About this exercise:
Transcribe the stretch from "Saudi Arabia’s telecoms" through "late on Saturday." in the news report on the Saudi BlackBerry agreement.
== Excerpt provided
A preliminary agreement between the maker of the popular BlackBerry smart phone and the kingdom of Saudi Arabia, which government officials say grants them some access to users’ data, will avert a ban on the phone in that country.
Saudi Arabia’s telecoms regulator — the Communications and Information Technology Commission — has said it postponed a ban on BlackBerry until today so that suggested solutions to the kingdom’s security concerns offered by the Canadian maker can be tested.
The commission said the 48 hours grace period, ending tonight, was given “to test the suggested solutions,” according to a statement carried by SPA state news agency late on Saturday.
The pact involves placing a BlackBerry server inside Saudi Arabia, Saudi telecom regulatory officials said, and that likely will let the government monitor messages and allay official fears the service could be used for criminal purposes.
Bandar al-Mohammed, a commission official, said that BlackBerry maker Research in Motion (RIM) has expressed its “intention ... to place a server inside Saudi Arabia.”
The deal would open messages to Saudi surveillance even though RIM encrypts e-mails, said Bruce Schneier, an author and chief security technology officer at British telecommunications operator BT.
RIM could be setting a worldwide precedent for how technology companies and governments get along. A number of countries see the devices as a security threat because encrypted information sent on them is difficult, it not impossible, for local governments to monitor when it doesn’t pass through domestic servers.
Saudi security officials fear the service could be used by militant groups to avoid detection. Countries including India and the United Arab Emirates have expressed similar concerns.
====
== Extracted information
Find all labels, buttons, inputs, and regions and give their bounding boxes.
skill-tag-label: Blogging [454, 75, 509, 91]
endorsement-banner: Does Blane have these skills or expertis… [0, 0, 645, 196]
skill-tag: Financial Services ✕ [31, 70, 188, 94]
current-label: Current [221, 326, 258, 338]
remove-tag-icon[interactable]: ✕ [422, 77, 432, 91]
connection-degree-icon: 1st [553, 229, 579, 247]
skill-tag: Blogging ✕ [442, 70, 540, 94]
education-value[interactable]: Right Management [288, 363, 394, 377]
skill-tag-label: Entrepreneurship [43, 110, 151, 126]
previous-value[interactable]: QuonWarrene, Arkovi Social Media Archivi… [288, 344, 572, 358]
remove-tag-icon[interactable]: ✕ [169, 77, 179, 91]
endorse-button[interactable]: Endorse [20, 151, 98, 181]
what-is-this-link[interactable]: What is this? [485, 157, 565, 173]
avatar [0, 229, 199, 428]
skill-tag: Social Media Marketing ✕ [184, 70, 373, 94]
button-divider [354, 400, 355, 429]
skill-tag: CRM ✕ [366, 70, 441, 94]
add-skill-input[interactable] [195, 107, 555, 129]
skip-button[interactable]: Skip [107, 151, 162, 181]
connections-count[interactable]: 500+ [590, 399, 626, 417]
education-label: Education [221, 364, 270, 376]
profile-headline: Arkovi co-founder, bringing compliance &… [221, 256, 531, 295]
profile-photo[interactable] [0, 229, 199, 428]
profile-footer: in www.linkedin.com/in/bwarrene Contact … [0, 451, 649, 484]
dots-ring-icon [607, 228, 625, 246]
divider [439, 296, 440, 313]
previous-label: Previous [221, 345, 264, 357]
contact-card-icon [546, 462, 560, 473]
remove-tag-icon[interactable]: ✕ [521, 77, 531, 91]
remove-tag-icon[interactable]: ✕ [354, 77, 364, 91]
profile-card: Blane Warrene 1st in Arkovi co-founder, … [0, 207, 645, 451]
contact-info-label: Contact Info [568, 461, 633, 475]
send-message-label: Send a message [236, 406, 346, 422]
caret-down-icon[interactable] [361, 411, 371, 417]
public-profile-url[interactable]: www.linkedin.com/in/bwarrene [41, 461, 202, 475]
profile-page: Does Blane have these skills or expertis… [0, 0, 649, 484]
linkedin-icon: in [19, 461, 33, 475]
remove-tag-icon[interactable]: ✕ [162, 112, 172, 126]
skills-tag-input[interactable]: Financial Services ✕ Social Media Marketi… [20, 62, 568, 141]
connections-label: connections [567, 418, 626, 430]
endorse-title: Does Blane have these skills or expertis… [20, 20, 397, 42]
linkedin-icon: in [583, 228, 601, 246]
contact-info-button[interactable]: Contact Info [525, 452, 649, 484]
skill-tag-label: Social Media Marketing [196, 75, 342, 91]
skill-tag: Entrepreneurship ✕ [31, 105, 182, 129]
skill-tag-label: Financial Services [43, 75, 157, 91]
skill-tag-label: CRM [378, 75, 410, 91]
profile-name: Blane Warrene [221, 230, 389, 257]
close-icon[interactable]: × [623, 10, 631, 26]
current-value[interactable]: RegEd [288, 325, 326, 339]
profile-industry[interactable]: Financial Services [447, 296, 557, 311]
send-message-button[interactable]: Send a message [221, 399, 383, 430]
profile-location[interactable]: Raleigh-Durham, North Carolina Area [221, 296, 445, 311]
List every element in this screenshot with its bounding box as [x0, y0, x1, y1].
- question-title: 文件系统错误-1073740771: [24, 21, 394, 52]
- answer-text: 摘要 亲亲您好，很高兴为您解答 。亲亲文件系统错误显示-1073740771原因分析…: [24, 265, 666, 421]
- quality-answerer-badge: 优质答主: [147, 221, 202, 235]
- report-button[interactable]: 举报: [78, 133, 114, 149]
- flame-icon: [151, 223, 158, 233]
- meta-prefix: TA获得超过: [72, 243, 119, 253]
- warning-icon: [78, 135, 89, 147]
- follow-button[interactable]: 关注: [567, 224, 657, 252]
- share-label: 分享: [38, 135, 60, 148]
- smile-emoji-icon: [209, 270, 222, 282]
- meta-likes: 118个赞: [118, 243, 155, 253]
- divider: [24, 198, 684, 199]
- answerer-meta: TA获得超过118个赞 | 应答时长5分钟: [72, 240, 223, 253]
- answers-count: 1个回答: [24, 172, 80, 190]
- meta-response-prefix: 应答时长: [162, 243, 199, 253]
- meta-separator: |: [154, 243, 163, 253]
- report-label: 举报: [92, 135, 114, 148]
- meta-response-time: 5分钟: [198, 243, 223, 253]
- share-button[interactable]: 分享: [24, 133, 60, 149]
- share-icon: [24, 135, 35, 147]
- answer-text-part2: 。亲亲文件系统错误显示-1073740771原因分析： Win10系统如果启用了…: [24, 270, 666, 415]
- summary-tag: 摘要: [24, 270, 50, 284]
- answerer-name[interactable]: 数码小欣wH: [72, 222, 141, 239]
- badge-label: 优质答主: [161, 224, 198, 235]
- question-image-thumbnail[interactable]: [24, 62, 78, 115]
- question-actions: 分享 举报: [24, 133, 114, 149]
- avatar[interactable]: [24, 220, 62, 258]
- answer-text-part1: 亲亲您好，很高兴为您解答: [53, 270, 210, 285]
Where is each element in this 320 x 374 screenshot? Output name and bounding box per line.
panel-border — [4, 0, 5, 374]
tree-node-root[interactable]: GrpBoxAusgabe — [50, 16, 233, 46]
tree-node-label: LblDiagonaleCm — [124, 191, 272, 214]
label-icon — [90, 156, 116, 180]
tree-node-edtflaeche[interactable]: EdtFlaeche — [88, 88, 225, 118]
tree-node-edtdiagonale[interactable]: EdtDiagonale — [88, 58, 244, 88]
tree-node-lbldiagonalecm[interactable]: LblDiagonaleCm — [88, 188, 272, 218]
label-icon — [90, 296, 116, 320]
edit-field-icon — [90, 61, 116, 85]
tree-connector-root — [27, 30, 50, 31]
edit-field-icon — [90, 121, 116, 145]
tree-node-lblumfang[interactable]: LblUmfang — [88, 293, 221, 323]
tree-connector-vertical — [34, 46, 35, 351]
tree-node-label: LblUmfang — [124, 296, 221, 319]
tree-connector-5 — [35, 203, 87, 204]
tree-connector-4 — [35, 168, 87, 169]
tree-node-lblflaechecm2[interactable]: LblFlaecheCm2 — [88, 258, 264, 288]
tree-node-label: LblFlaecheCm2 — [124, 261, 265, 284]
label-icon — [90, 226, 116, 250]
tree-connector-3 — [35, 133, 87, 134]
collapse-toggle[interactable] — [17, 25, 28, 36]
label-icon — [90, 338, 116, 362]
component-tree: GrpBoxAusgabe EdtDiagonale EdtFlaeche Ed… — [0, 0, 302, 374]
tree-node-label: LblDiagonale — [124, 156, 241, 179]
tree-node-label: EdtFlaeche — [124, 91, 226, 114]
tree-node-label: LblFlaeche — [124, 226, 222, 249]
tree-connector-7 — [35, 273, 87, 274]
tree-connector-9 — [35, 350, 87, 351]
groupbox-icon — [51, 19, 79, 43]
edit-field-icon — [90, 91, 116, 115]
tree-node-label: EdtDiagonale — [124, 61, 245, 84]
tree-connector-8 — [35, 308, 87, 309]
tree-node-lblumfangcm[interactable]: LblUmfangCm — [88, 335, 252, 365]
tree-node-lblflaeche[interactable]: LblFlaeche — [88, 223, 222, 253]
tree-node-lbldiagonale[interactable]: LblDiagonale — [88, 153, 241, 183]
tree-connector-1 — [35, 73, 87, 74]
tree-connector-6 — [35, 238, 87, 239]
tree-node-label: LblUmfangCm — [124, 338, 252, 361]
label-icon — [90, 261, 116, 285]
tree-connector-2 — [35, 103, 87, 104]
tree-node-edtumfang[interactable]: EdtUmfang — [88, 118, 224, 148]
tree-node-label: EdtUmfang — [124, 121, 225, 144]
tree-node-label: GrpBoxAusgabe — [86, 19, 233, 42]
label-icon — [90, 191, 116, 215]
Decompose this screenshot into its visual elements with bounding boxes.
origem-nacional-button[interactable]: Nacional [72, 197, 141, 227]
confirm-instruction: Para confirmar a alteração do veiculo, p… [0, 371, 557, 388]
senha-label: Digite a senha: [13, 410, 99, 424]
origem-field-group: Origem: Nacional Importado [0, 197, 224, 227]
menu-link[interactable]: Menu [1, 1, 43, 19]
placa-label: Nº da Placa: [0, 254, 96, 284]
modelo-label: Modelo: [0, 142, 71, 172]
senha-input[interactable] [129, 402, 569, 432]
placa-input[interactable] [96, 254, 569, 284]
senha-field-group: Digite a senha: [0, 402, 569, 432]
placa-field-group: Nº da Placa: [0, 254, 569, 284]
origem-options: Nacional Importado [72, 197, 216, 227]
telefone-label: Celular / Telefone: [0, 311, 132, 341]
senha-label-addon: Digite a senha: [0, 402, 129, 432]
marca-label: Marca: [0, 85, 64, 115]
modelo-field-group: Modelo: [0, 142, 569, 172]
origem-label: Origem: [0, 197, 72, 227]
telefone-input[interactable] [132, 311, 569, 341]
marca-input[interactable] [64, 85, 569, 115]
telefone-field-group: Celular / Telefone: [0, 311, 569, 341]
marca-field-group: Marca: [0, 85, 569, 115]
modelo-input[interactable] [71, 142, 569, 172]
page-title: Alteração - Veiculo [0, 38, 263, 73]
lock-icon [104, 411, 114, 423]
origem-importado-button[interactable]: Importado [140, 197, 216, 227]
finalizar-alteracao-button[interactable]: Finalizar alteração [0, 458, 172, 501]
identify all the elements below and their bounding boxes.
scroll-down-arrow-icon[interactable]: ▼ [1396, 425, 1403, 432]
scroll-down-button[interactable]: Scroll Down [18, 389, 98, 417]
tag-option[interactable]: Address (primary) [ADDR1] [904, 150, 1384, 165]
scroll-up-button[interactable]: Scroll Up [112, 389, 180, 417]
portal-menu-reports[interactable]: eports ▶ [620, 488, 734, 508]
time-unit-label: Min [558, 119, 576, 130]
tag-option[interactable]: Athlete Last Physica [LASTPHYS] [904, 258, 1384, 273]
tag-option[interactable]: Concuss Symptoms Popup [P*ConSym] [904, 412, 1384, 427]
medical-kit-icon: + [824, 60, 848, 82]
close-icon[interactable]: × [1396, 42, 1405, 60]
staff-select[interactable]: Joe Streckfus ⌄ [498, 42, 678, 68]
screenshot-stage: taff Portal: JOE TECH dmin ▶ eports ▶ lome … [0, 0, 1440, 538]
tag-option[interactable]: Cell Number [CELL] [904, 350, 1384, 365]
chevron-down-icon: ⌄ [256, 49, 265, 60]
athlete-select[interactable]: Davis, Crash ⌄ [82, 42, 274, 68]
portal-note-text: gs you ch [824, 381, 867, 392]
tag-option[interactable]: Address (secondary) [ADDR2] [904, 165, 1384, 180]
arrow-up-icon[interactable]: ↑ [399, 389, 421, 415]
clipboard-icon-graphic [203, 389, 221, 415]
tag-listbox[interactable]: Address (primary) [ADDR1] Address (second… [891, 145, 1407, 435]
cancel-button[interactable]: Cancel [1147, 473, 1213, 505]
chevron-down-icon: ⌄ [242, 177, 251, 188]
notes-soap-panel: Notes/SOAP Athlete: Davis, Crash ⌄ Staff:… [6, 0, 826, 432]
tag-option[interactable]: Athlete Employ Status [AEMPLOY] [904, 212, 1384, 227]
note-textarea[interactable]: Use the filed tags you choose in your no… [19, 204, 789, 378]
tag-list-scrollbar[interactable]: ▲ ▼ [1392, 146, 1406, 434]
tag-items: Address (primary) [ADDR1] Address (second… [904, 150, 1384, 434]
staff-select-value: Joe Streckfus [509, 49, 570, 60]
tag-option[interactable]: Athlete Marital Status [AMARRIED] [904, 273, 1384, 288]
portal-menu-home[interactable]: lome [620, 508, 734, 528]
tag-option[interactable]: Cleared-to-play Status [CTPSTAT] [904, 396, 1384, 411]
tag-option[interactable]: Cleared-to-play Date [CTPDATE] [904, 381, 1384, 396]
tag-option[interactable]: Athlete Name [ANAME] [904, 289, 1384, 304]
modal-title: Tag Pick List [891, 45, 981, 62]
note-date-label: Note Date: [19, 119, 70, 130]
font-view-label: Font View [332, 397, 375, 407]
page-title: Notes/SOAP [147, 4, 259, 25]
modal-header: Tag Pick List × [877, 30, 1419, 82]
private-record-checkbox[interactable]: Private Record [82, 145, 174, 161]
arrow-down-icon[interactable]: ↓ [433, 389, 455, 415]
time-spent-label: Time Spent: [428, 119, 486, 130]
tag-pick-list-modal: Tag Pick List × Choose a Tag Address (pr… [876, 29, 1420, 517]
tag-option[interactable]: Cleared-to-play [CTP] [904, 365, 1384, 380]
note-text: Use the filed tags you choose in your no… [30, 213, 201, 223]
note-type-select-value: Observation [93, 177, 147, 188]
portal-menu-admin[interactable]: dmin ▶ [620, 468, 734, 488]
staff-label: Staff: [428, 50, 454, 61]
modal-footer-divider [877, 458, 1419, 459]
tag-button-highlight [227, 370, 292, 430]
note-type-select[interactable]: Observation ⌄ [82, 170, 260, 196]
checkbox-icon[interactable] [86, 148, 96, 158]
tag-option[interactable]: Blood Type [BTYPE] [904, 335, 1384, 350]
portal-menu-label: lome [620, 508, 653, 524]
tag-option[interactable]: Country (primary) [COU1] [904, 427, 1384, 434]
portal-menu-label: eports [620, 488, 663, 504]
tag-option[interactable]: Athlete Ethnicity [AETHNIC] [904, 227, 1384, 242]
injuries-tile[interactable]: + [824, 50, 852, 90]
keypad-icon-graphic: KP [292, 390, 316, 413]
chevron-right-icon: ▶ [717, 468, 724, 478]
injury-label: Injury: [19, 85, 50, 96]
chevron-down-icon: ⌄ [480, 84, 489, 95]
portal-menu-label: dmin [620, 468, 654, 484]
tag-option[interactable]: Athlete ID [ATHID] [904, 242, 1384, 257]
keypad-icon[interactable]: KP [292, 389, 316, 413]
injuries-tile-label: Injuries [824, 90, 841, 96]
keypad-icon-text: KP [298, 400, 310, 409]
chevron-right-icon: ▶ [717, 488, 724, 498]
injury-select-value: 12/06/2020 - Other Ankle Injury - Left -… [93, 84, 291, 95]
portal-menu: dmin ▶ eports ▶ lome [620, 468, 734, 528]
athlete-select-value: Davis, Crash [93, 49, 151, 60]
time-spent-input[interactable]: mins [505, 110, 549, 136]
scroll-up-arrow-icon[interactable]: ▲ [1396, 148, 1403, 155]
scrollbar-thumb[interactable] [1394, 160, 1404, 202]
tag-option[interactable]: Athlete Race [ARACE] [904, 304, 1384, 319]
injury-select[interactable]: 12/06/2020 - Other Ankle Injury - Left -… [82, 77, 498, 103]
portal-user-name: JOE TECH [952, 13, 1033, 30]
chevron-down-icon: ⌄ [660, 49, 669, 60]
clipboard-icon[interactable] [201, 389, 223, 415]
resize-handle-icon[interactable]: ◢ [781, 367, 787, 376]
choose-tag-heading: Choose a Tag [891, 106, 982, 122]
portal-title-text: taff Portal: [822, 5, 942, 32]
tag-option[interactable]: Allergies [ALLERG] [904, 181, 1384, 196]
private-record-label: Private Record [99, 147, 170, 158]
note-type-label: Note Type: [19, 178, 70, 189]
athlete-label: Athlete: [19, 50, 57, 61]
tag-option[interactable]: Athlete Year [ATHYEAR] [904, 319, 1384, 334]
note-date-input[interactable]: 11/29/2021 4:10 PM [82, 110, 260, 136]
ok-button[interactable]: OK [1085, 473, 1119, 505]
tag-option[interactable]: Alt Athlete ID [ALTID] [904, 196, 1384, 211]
====
Your response:
Saudi Arabia’s telecoms regulator — the Communications and Information Technology Commission — has said it postponed a ban on BlackBerry until today so that suggested solutions to the kingdom’s security concerns offered by the Canadian maker can be tested.
The commission said the 48 hours grace period, ending tonight, was given “to test the suggested solutions,” according to a statement carried by SPA state news agency late on Saturday.